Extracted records
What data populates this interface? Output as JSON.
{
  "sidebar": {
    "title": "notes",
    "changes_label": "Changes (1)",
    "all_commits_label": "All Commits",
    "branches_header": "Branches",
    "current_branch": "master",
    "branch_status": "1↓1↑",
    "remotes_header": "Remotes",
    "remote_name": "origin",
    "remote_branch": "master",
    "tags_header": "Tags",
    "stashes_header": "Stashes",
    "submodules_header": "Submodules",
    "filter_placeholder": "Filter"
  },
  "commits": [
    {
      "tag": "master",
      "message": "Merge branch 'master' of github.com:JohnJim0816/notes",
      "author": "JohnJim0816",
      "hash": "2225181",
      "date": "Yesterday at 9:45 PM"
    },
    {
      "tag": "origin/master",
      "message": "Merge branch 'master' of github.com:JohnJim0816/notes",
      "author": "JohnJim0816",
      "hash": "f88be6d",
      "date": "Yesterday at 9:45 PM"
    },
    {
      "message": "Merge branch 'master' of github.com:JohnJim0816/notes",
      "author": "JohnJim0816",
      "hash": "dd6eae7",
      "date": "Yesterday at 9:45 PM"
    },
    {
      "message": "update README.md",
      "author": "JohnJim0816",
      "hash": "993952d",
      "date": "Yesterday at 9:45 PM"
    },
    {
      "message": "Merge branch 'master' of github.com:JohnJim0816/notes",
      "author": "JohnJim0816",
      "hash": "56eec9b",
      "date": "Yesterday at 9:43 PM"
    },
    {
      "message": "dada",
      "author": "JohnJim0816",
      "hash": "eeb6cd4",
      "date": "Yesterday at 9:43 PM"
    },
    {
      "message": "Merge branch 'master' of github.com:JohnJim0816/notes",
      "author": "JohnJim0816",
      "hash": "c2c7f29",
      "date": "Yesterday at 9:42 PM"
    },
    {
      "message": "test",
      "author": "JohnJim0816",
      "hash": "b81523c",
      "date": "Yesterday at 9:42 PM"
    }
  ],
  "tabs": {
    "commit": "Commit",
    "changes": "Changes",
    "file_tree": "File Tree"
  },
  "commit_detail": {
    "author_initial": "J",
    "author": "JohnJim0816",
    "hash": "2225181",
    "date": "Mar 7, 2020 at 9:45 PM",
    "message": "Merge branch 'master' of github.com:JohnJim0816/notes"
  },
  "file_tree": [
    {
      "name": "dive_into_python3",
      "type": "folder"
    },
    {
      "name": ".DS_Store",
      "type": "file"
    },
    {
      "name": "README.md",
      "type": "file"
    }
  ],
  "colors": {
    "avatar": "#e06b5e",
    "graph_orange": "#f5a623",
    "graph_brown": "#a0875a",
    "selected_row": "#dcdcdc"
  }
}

[Task prompt]
Copy out every line with the word "README".

[Solution for this problem]
      "message": "update README.md",
      "name": "README.md",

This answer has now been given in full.